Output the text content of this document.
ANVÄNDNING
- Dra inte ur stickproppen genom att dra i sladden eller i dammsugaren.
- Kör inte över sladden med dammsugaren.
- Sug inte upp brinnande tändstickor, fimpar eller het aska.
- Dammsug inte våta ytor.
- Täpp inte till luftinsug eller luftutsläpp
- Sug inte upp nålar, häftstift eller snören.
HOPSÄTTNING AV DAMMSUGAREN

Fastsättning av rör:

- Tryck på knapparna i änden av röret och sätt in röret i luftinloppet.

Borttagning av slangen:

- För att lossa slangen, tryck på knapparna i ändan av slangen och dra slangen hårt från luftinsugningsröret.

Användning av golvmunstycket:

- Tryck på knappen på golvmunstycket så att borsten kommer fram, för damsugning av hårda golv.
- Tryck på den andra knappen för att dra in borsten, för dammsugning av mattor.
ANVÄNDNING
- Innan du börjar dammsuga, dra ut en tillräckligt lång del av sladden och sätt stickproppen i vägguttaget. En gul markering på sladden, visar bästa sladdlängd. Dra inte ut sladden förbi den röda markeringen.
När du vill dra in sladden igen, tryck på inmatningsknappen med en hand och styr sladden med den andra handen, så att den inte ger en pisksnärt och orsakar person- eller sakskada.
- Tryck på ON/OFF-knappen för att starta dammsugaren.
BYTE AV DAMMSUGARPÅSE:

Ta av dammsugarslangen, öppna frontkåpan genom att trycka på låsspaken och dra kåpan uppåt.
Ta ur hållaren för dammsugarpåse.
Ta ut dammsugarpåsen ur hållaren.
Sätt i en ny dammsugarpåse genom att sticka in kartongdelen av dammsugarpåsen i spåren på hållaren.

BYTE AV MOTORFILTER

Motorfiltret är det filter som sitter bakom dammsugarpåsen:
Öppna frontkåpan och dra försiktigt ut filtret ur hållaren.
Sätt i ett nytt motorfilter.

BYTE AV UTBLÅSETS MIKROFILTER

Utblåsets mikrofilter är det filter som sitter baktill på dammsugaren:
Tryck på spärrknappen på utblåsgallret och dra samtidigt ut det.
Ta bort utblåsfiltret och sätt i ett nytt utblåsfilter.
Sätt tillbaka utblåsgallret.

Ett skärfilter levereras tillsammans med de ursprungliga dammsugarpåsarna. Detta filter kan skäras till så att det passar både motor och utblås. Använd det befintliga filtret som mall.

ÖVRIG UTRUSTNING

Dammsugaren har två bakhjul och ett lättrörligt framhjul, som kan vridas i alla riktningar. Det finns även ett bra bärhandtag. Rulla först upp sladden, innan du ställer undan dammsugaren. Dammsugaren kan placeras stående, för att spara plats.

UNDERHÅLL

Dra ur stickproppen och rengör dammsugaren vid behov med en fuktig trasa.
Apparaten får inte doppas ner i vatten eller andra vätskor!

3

+ + +

■ What is needed ■
Transcribe the listing above in full, word for word.

■ Result for this exercise ■
Output the text content of this document.
ANVÄNDNING
- Dra inte ur stickproppen genom att dra i sladden eller i dammsugaren.
- Kör inte över sladden med dammsugaren.
- Sug inte upp brinnande tändstickor, fimpar eller het aska.
- Dammsug inte våta ytor.
- Täpp inte till luftinsug eller luftutsläpp
- Sug inte upp nålar, häftstift eller snören.
HOPSÄTTNING AV DAMMSUGAREN

Fastsättning av rör:

- Tryck på knapparna i änden av röret och sätt in röret i luftinloppet.

Borttagning av slangen:

- För att lossa slangen, tryck på knapparna i ändan av slangen och dra slangen hårt från luftinsugningsröret.

Användning av golvmunstycket:

- Tryck på knappen på golvmunstycket så att borsten kommer fram, för damsugning av hårda golv.
- Tryck på den andra knappen för att dra in borsten, för dammsugning av mattor.
ANVÄNDNING
- Innan du börjar dammsuga, dra ut en tillräckligt lång del av sladden och sätt stickproppen i vägguttaget. En gul markering på sladden, visar bästa sladdlängd. Dra inte ut sladden förbi den röda markeringen.
När du vill dra in sladden igen, tryck på inmatningsknappen med en hand och styr sladden med den andra handen, så att den inte ger en pisksnärt och orsakar person- eller sakskada.
- Tryck på ON/OFF-knappen för att starta dammsugaren.
BYTE AV DAMMSUGARPÅSE:

Ta av dammsugarslangen, öppna frontkåpan genom att trycka på låsspaken och dra kåpan uppåt.
Ta ur hållaren för dammsugarpåse.
Ta ut dammsugarpåsen ur hållaren.
Sätt i en ny dammsugarpåse genom att sticka in kartongdelen av dammsugarpåsen i spåren på hållaren.

BYTE AV MOTORFILTER

Motorfiltret är det filter som sitter bakom dammsugarpåsen:
Öppna frontkåpan och dra försiktigt ut filtret ur hållaren.
Sätt i ett nytt motorfilter.

BYTE AV UTBLÅSETS MIKROFILTER

Utblåsets mikrofilter är det filter som sitter baktill på dammsugaren:
Tryck på spärrknappen på utblåsgallret och dra samtidigt ut det.
Ta bort utblåsfiltret och sätt i ett nytt utblåsfilter.
Sätt tillbaka utblåsgallret.

Ett skärfilter levereras tillsammans med de ursprungliga dammsugarpåsarna. Detta filter kan skäras till så att det passar både motor och utblås. Använd det befintliga filtret som mall.

ÖVRIG UTRUSTNING

Dammsugaren har två bakhjul och ett lättrörligt framhjul, som kan vridas i alla riktningar. Det finns även ett bra bärhandtag. Rulla först upp sladden, innan du ställer undan dammsugaren. Dammsugaren kan placeras stående, för att spara plats.

UNDERHÅLL

Dra ur stickproppen och rengör dammsugaren vid behov med en fuktig trasa.
Apparaten får inte doppas ner i vatten eller andra vätskor!

3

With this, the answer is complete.